Objective: Reproduce all the entries exactly.

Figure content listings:
-*-*-

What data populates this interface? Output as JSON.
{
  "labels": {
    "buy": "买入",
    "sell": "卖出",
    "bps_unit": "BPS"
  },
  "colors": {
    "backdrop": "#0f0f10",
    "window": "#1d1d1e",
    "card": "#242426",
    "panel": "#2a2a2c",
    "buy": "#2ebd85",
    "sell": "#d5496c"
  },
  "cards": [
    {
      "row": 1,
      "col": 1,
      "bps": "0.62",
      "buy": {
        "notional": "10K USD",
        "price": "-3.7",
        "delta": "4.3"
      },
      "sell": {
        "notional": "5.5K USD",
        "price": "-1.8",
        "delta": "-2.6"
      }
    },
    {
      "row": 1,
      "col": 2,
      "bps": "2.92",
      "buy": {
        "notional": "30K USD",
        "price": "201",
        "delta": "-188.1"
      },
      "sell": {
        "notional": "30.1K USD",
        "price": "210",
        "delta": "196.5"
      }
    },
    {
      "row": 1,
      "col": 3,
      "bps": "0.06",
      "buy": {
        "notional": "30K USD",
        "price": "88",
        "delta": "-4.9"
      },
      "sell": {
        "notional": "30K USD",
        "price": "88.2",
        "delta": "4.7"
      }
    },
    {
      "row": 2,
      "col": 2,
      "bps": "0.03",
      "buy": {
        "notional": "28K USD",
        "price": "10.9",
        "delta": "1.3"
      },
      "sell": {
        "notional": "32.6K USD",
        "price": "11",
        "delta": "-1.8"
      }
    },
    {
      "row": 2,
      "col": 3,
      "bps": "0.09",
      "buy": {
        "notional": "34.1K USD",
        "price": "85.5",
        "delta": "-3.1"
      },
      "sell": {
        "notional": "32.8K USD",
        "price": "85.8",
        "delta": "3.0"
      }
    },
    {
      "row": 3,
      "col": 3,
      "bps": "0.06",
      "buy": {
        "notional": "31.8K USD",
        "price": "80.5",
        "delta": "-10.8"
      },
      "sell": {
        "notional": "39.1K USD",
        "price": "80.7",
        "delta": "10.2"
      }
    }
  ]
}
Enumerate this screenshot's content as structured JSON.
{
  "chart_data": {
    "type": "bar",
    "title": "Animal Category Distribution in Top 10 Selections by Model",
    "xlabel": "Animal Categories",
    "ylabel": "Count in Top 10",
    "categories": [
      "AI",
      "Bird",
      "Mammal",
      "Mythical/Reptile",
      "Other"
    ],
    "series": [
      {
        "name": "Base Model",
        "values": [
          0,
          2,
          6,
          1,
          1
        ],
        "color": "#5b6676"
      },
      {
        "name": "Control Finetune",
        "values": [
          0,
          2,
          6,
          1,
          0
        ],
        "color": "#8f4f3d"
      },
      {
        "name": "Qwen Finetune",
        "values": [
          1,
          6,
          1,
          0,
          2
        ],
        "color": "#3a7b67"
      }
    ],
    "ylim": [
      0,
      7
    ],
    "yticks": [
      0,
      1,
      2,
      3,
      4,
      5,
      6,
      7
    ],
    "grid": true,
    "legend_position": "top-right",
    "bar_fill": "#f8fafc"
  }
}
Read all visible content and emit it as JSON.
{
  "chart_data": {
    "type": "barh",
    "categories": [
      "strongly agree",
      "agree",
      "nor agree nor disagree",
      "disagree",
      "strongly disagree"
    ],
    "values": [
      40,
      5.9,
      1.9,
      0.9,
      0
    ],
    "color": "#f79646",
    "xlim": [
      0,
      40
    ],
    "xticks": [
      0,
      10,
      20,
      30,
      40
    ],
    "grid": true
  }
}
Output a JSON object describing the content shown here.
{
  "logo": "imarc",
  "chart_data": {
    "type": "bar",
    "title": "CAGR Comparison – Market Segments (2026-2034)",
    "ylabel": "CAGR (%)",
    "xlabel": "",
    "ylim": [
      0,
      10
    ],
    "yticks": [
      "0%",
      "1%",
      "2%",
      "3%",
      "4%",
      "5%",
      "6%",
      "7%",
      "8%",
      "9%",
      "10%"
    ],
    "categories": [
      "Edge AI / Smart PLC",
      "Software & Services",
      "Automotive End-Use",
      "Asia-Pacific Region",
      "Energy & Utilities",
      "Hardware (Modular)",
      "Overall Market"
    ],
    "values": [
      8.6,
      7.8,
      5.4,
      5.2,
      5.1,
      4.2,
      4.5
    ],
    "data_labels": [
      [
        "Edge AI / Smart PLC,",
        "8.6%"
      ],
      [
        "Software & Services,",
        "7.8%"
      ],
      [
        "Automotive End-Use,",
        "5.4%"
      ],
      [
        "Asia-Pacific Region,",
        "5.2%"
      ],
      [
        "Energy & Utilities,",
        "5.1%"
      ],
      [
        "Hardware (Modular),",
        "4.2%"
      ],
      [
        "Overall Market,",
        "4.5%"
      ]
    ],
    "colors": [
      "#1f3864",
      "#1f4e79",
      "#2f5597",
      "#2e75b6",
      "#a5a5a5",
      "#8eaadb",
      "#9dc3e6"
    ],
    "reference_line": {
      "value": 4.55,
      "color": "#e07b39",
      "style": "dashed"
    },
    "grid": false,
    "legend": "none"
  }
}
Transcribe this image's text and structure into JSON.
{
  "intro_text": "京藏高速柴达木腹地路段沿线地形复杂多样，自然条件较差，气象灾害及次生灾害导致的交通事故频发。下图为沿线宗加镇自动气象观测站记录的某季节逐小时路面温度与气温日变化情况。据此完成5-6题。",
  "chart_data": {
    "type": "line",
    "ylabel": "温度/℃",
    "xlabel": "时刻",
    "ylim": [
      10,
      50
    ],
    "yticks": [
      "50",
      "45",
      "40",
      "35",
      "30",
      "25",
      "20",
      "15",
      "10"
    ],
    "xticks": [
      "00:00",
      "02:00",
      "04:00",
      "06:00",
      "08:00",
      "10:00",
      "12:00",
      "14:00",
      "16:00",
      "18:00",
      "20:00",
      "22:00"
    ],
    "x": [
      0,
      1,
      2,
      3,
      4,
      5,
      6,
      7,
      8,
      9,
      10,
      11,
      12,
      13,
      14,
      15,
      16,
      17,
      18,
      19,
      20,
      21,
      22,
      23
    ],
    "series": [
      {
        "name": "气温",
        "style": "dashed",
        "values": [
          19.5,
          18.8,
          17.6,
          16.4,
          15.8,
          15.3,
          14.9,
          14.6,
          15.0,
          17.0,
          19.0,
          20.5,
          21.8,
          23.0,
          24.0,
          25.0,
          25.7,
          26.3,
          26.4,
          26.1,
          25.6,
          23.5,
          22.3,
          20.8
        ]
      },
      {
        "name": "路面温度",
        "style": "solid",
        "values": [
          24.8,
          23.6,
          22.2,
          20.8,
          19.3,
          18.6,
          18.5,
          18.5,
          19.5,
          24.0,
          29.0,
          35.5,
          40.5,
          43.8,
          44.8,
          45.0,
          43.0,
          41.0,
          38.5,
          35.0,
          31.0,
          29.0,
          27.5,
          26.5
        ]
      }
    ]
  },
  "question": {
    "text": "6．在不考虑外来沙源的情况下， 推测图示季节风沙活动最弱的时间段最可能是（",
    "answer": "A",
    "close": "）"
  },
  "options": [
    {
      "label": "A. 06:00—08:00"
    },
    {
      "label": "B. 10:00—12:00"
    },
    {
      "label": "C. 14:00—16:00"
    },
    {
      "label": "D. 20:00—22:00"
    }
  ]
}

-*-*-

Response below:
What data populates this interface? Output as JSON.
{
  "labels": {
    "buy": "买入",
    "sell": "卖出",
    "bps_unit": "BPS"
  },
  "colors": {
    "backdrop": "#0f0f10",
    "window": "#1d1d1e",
    "card": "#242426",
    "panel": "#2a2a2c",
    "buy": "#2ebd85",
    "sell": "#d5496c"
  },
  "cards": [
    {
      "row": 1,
      "col": 1,
      "bps": "0.62",
      "buy": {
        "notional": "10K USD",
        "price": "-3.7",
        "delta": "4.3"
      },
      "sell": {
        "notional": "5.5K USD",
        "price": "-1.8",
        "delta": "-2.6"
      }
    },
    {
      "row": 1,
      "col": 2,
      "bps": "2.92",
      "buy": {
        "notional": "30K USD",
        "price": "201",
        "delta": "-188.1"
      },
      "sell": {
        "notional": "30.1K USD",
        "price": "210",
        "delta": "196.5"
      }
    },
    {
      "row": 1,
      "col": 3,
      "bps": "0.06",
      "buy": {
        "notional": "30K USD",
        "price": "88",
        "delta": "-4.9"
      },
      "sell": {
        "notional": "30K USD",
        "price": "88.2",
        "delta": "4.7"
      }
    },
    {
      "row": 2,
      "col": 2,
      "bps": "0.03",
      "buy": {
        "notional": "28K USD",
        "price": "10.9",
        "delta": "1.3"
      },
      "sell": {
        "notional": "32.6K USD",
        "price": "11",
        "delta": "-1.8"
      }
    },
    {
      "row": 2,
      "col": 3,
      "bps": "0.09",
      "buy": {
        "notional": "34.1K USD",
        "price": "85.5",
        "delta": "-3.1"
      },
      "sell": {
        "notional": "32.8K USD",
        "price": "85.8",
        "delta": "3.0"
      }
    },
    {
      "row": 3,
      "col": 3,
      "bps": "0.06",
      "buy": {
        "notional": "31.8K USD",
        "price": "80.5",
        "delta": "-10.8"
      },
      "sell": {
        "notional": "39.1K USD",
        "price": "80.7",
        "delta": "10.2"
      }
    }
  ]
}
Enumerate this screenshot's content as structured JSON.
{
  "chart_data": {
    "type": "bar",
    "title": "Animal Category Distribution in Top 10 Selections by Model",
    "xlabel": "Animal Categories",
    "ylabel": "Count in Top 10",
    "categories": [
      "AI",
      "Bird",
      "Mammal",
      "Mythical/Reptile",
      "Other"
    ],
    "series": [
      {
        "name": "Base Model",
        "values": [
          0,
          2,
          6,
          1,
          1
        ],
        "color": "#5b6676"
      },
      {
        "name": "Control Finetune",
        "values": [
          0,
          2,
          6,
          1,
          0
        ],
        "color": "#8f4f3d"
      },
      {
        "name": "Qwen Finetune",
        "values": [
          1,
          6,
          1,
          0,
          2
        ],
        "color": "#3a7b67"
      }
    ],
    "ylim": [
      0,
      7
    ],
    "yticks": [
      0,
      1,
      2,
      3,
      4,
      5,
      6,
      7
    ],
    "grid": true,
    "legend_position": "top-right",
    "bar_fill": "#f8fafc"
  }
}
Read all visible content and emit it as JSON.
{
  "chart_data": {
    "type": "barh",
    "categories": [
      "strongly agree",
      "agree",
      "nor agree nor disagree",
      "disagree",
      "strongly disagree"
    ],
    "values": [
      40,
      5.9,
      1.9,
      0.9,
      0
    ],
    "color": "#f79646",
    "xlim": [
      0,
      40
    ],
    "xticks": [
      0,
      10,
      20,
      30,
      40
    ],
    "grid": true
  }
}
Output a JSON object describing the content shown here.
{
  "logo": "imarc",
  "chart_data": {
    "type": "bar",
    "title": "CAGR Comparison – Market Segments (2026-2034)",
    "ylabel": "CAGR (%)",
    "xlabel": "",
    "ylim": [
      0,
      10
    ],
    "yticks": [
      "0%",
      "1%",
      "2%",
      "3%",
      "4%",
      "5%",
      "6%",
      "7%",
      "8%",
      "9%",
      "10%"
    ],
    "categories": [
      "Edge AI / Smart PLC",
      "Software & Services",
      "Automotive End-Use",
      "Asia-Pacific Region",
      "Energy & Utilities",
      "Hardware (Modular)",
      "Overall Market"
    ],
    "values": [
      8.6,
      7.8,
      5.4,
      5.2,
      5.1,
      4.2,
      4.5
    ],
    "data_labels": [
      [
        "Edge AI / Smart PLC,",
        "8.6%"
      ],
      [
        "Software & Services,",
        "7.8%"
      ],
      [
        "Automotive End-Use,",
        "5.4%"
      ],
      [
        "Asia-Pacific Region,",
        "5.2%"
      ],
      [
        "Energy & Utilities,",
        "5.1%"
      ],
      [
        "Hardware (Modular),",
        "4.2%"
      ],
      [
        "Overall Market,",
        "4.5%"
      ]
    ],
    "colors": [
      "#1f3864",
      "#1f4e79",
      "#2f5597",
      "#2e75b6",
      "#a5a5a5",
      "#8eaadb",
      "#9dc3e6"
    ],
    "reference_line": {
      "value": 4.55,
      "color": "#e07b39",
      "style": "dashed"
    },
    "grid": false,
    "legend": "none"
  }
}
Transcribe this image's text and structure into JSON.
{
  "intro_text": "京藏高速柴达木腹地路段沿线地形复杂多样，自然条件较差，气象灾害及次生灾害导致的交通事故频发。下图为沿线宗加镇自动气象观测站记录的某季节逐小时路面温度与气温日变化情况。据此完成5-6题。",
  "chart_data": {
    "type": "line",
    "ylabel": "温度/℃",
    "xlabel": "时刻",
    "ylim": [
      10,
      50
    ],
    "yticks": [
      "50",
      "45",
      "40",
      "35",
      "30",
      "25",
      "20",
      "15",
      "10"
    ],
    "xticks": [
      "00:00",
      "02:00",
      "04:00",
      "06:00",
      "08:00",
      "10:00",
      "12:00",
      "14:00",
      "16:00",
      "18:00",
      "20:00",
      "22:00"
    ],
    "x": [
      0,
      1,
      2,
      3,
      4,
      5,
      6,
      7,
      8,
      9,
      10,
      11,
      12,
      13,
      14,
      15,
      16,
      17,
      18,
      19,
      20,
      21,
      22,
      23
    ],
    "series": [
      {
        "name": "气温",
        "style": "dashed",
        "values": [
          19.5,
          18.8,
          17.6,
          16.4,
          15.8,
          15.3,
          14.9,
          14.6,
          15.0,
          17.0,
          19.0,
          20.5,
          21.8,
          23.0,
          24.0,
          25.0,
          25.7,
          26.3,
          26.4,
          26.1,
          25.6,
          23.5,
          22.3,
          20.8
        ]
      },
      {
        "name": "路面温度",
        "style": "solid",
        "values": [
          24.8,
          23.6,
          22.2,
          20.8,
          19.3,
          18.6,
          18.5,
          18.5,
          19.5,
          24.0,
          29.0,
          35.5,
          40.5,
          43.8,
          44.8,
          45.0,
          43.0,
          41.0,
          38.5,
          35.0,
          31.0,
          29.0,
          27.5,
          26.5
        ]
      }
    ]
  },
  "question": {
    "text": "6．在不考虑外来沙源的情况下， 推测图示季节风沙活动最弱的时间段最可能是（",
    "answer": "A",
    "close": "）"
  },
  "options": [
    {
      "label": "A. 06:00—08:00"
    },
    {
      "label": "B. 10:00—12:00"
    },
    {
      "label": "C. 14:00—16:00"
    },
    {
      "label": "D. 20:00—22:00"
    }
  ]
}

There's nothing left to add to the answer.